Data entries
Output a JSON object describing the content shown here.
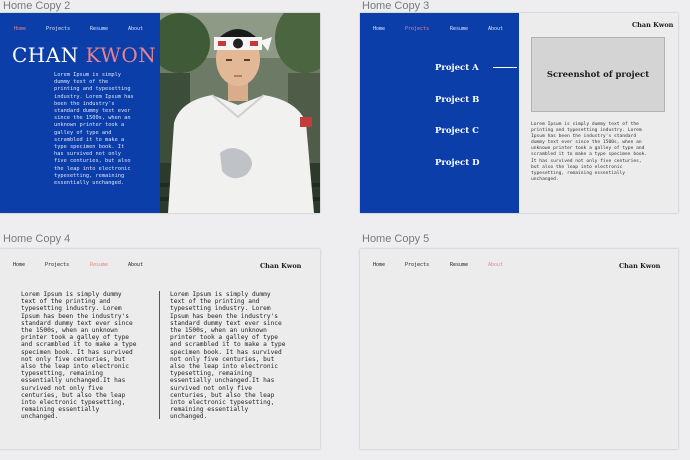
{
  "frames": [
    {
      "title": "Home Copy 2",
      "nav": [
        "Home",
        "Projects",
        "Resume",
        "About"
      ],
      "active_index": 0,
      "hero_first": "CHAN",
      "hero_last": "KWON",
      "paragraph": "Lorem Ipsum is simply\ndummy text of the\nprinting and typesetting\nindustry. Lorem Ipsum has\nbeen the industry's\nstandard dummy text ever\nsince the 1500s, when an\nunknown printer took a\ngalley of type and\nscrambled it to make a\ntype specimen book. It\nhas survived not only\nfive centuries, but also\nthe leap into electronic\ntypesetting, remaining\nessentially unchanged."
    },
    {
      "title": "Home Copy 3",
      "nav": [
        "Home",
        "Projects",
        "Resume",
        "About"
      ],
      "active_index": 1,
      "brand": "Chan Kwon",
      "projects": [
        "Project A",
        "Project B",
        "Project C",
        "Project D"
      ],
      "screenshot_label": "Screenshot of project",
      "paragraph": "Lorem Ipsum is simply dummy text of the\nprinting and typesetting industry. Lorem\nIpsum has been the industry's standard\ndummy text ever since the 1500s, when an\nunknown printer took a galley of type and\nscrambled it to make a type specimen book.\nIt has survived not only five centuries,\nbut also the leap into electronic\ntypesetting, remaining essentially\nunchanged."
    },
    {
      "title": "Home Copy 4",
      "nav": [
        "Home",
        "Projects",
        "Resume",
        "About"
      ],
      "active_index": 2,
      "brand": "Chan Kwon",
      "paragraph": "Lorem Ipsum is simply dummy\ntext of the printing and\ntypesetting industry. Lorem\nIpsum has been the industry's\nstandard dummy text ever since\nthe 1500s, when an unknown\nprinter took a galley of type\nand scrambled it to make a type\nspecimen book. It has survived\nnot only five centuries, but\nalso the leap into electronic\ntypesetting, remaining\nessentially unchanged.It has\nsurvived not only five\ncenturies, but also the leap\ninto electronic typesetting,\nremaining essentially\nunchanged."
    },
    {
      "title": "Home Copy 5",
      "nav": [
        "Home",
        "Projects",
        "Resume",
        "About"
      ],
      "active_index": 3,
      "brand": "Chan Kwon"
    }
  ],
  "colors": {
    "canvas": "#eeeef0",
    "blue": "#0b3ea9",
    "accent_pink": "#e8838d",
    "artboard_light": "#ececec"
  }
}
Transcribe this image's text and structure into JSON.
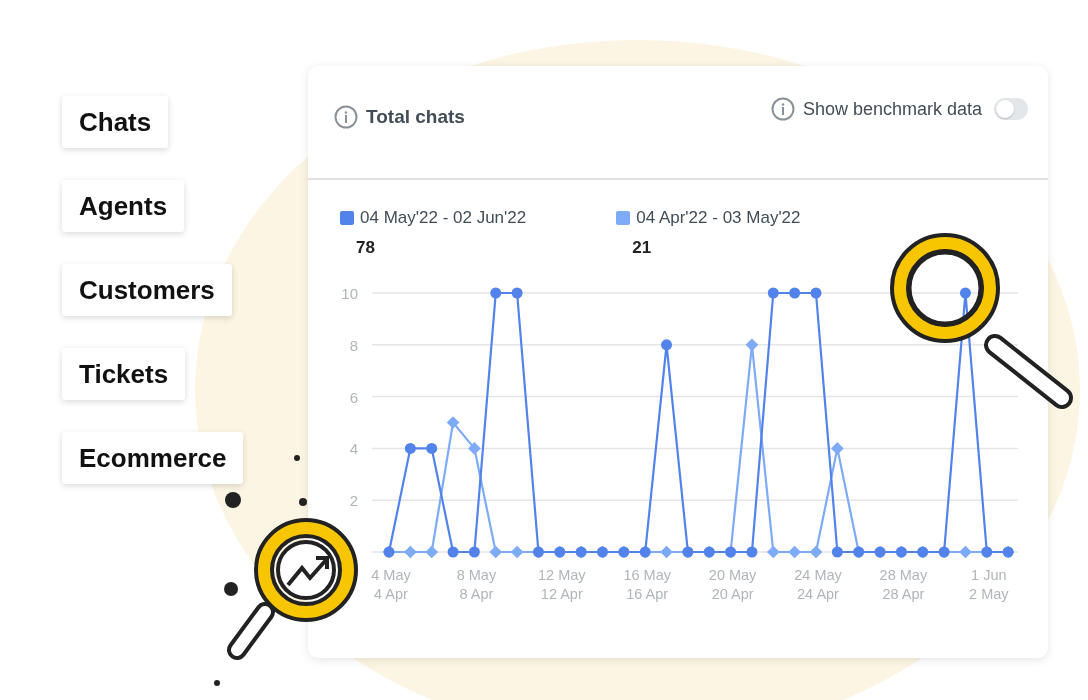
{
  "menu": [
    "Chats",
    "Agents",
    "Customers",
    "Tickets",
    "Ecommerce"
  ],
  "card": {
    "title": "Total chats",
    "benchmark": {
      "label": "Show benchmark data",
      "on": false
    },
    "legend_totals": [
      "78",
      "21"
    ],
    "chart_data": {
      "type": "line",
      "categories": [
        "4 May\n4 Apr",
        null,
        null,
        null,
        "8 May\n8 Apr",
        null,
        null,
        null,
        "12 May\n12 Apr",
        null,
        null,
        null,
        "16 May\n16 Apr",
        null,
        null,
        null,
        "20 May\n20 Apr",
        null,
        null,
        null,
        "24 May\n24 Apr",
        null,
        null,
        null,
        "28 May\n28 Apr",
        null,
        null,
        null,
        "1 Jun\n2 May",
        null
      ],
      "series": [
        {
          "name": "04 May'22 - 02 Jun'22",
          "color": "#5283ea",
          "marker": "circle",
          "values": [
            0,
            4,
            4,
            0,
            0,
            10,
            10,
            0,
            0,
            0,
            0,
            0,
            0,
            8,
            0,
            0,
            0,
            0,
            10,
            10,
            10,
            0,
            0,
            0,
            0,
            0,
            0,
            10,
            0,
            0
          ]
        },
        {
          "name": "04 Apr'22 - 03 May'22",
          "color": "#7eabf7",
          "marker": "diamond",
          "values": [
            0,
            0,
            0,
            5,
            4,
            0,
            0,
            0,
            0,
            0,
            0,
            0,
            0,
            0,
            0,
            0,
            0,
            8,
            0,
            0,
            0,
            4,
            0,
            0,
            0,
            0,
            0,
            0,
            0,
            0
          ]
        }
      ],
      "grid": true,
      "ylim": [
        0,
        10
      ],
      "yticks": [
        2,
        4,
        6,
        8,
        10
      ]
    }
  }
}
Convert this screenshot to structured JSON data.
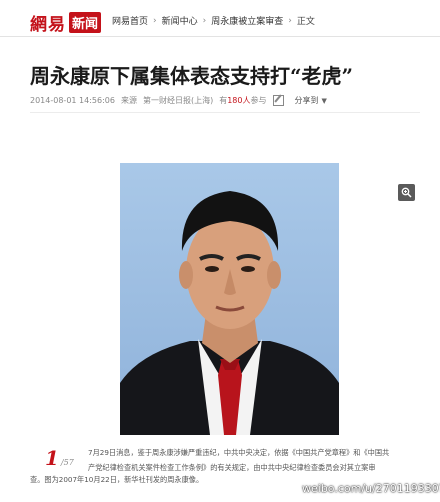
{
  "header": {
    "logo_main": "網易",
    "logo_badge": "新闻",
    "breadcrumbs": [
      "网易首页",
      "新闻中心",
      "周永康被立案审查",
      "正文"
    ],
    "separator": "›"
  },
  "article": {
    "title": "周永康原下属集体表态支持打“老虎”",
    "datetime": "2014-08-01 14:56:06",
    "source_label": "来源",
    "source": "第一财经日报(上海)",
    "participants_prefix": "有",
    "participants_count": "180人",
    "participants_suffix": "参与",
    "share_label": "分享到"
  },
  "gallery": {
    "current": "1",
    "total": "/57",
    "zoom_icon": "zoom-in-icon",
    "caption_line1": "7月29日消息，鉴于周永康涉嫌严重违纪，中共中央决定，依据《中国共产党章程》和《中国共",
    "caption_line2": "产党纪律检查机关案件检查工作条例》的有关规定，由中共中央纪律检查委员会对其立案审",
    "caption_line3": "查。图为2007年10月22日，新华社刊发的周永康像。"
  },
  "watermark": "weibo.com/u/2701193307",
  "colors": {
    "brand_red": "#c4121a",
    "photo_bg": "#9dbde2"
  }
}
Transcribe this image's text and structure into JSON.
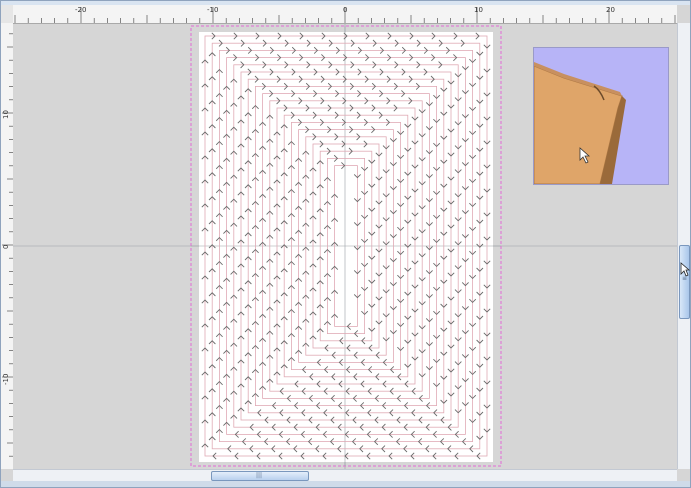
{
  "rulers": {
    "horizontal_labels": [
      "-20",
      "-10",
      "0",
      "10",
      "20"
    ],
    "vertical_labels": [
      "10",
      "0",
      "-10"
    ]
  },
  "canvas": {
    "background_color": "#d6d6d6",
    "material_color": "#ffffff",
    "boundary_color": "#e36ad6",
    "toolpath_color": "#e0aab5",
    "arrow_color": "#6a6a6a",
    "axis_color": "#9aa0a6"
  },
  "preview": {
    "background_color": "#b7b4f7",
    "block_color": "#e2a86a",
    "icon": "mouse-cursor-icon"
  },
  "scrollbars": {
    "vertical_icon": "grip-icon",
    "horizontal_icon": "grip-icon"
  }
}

Work required — Reproduce each line of the records exactly, and omit every picture.

Correct answer —
Output a JSON object describing the content shown here.
{
  "frames": [
    {
      "title": "Home Copy 2",
      "nav": [
        "Home",
        "Projects",
        "Resume",
        "About"
      ],
      "active_index": 0,
      "hero_first": "CHAN",
      "hero_last": "KWON",
      "paragraph": "Lorem Ipsum is simply\ndummy text of the\nprinting and typesetting\nindustry. Lorem Ipsum has\nbeen the industry's\nstandard dummy text ever\nsince the 1500s, when an\nunknown printer took a\ngalley of type and\nscrambled it to make a\ntype specimen book. It\nhas survived not only\nfive centuries, but also\nthe leap into electronic\ntypesetting, remaining\nessentially unchanged."
    },
    {
      "title": "Home Copy 3",
      "nav": [
        "Home",
        "Projects",
        "Resume",
        "About"
      ],
      "active_index": 1,
      "brand": "Chan Kwon",
      "projects": [
        "Project A",
        "Project B",
        "Project C",
        "Project D"
      ],
      "screenshot_label": "Screenshot of project",
      "paragraph": "Lorem Ipsum is simply dummy text of the\nprinting and typesetting industry. Lorem\nIpsum has been the industry's standard\ndummy text ever since the 1500s, when an\nunknown printer took a galley of type and\nscrambled it to make a type specimen book.\nIt has survived not only five centuries,\nbut also the leap into electronic\ntypesetting, remaining essentially\nunchanged."
    },
    {
      "title": "Home Copy 4",
      "nav": [
        "Home",
        "Projects",
        "Resume",
        "About"
      ],
      "active_index": 2,
      "brand": "Chan Kwon",
      "paragraph": "Lorem Ipsum is simply dummy\ntext of the printing and\ntypesetting industry. Lorem\nIpsum has been the industry's\nstandard dummy text ever since\nthe 1500s, when an unknown\nprinter took a galley of type\nand scrambled it to make a type\nspecimen book. It has survived\nnot only five centuries, but\nalso the leap into electronic\ntypesetting, remaining\nessentially unchanged.It has\nsurvived not only five\ncenturies, but also the leap\ninto electronic typesetting,\nremaining essentially\nunchanged."
    },
    {
      "title": "Home Copy 5",
      "nav": [
        "Home",
        "Projects",
        "Resume",
        "About"
      ],
      "active_index": 3,
      "brand": "Chan Kwon"
    }
  ],
  "colors": {
    "canvas": "#eeeef0",
    "blue": "#0b3ea9",
    "accent_pink": "#e8838d",
    "artboard_light": "#ececec"
  }
}
Transcribe this image's text and structure into JSON.
{
  "menu": [
    "Chats",
    "Agents",
    "Customers",
    "Tickets",
    "Ecommerce"
  ],
  "card": {
    "title": "Total chats",
    "benchmark": {
      "label": "Show benchmark data",
      "on": false
    },
    "legend_totals": [
      "78",
      "21"
    ],
    "chart_data": {
      "type": "line",
      "categories": [
        "4 May\n4 Apr",
        null,
        null,
        null,
        "8 May\n8 Apr",
        null,
        null,
        null,
        "12 May\n12 Apr",
        null,
        null,
        null,
        "16 May\n16 Apr",
        null,
        null,
        null,
        "20 May\n20 Apr",
        null,
        null,
        null,
        "24 May\n24 Apr",
        null,
        null,
        null,
        "28 May\n28 Apr",
        null,
        null,
        null,
        "1 Jun\n2 May",
        null
      ],
      "series": [
        {
          "name": "04 May'22 - 02 Jun'22",
          "color": "#5283ea",
          "marker": "circle",
          "values": [
            0,
            4,
            4,
            0,
            0,
            10,
            10,
            0,
            0,
            0,
            0,
            0,
            0,
            8,
            0,
            0,
            0,
            0,
            10,
            10,
            10,
            0,
            0,
            0,
            0,
            0,
            0,
            10,
            0,
            0
          ]
        },
        {
          "name": "04 Apr'22 - 03 May'22",
          "color": "#7eabf7",
          "marker": "diamond",
          "values": [
            0,
            0,
            0,
            5,
            4,
            0,
            0,
            0,
            0,
            0,
            0,
            0,
            0,
            0,
            0,
            0,
            0,
            8,
            0,
            0,
            0,
            4,
            0,
            0,
            0,
            0,
            0,
            0,
            0,
            0
          ]
        }
      ],
      "grid": true,
      "ylim": [
        0,
        10
      ],
      "yticks": [
        2,
        4,
        6,
        8,
        10
      ]
    }
  }
}
Convert this screenshot to structured JSON data.
{
  "header": {
    "logo_main": "網易",
    "logo_badge": "新闻",
    "breadcrumbs": [
      "网易首页",
      "新闻中心",
      "周永康被立案审查",
      "正文"
    ],
    "separator": "›"
  },
  "article": {
    "title": "周永康原下属集体表态支持打“老虎”",
    "datetime": "2014-08-01 14:56:06",
    "source_label": "来源",
    "source": "第一财经日报(上海)",
    "participants_prefix": "有",
    "participants_count": "180人",
    "participants_suffix": "参与",
    "share_label": "分享到"
  },
  "gallery": {
    "current": "1",
    "total": "/57",
    "zoom_icon": "zoom-in-icon",
    "caption_line1": "7月29日消息，鉴于周永康涉嫌严重违纪，中共中央决定，依据《中国共产党章程》和《中国共",
    "caption_line2": "产党纪律检查机关案件检查工作条例》的有关规定，由中共中央纪律检查委员会对其立案审",
    "caption_line3": "查。图为2007年10月22日，新华社刊发的周永康像。"
  },
  "watermark": "weibo.com/u/2701193307",
  "colors": {
    "brand_red": "#c4121a",
    "photo_bg": "#9dbde2"
  }
}
Transcribe this image's text and structure into JSON.
{
  "rulers": {
    "horizontal_labels": [
      "-20",
      "-10",
      "0",
      "10",
      "20"
    ],
    "vertical_labels": [
      "10",
      "0",
      "-10"
    ]
  },
  "canvas": {
    "background_color": "#d6d6d6",
    "material_color": "#ffffff",
    "boundary_color": "#e36ad6",
    "toolpath_color": "#e0aab5",
    "arrow_color": "#6a6a6a",
    "axis_color": "#9aa0a6"
  },
  "preview": {
    "background_color": "#b7b4f7",
    "block_color": "#e2a86a",
    "icon": "mouse-cursor-icon"
  },
  "scrollbars": {
    "vertical_icon": "grip-icon",
    "horizontal_icon": "grip-icon"
  }
}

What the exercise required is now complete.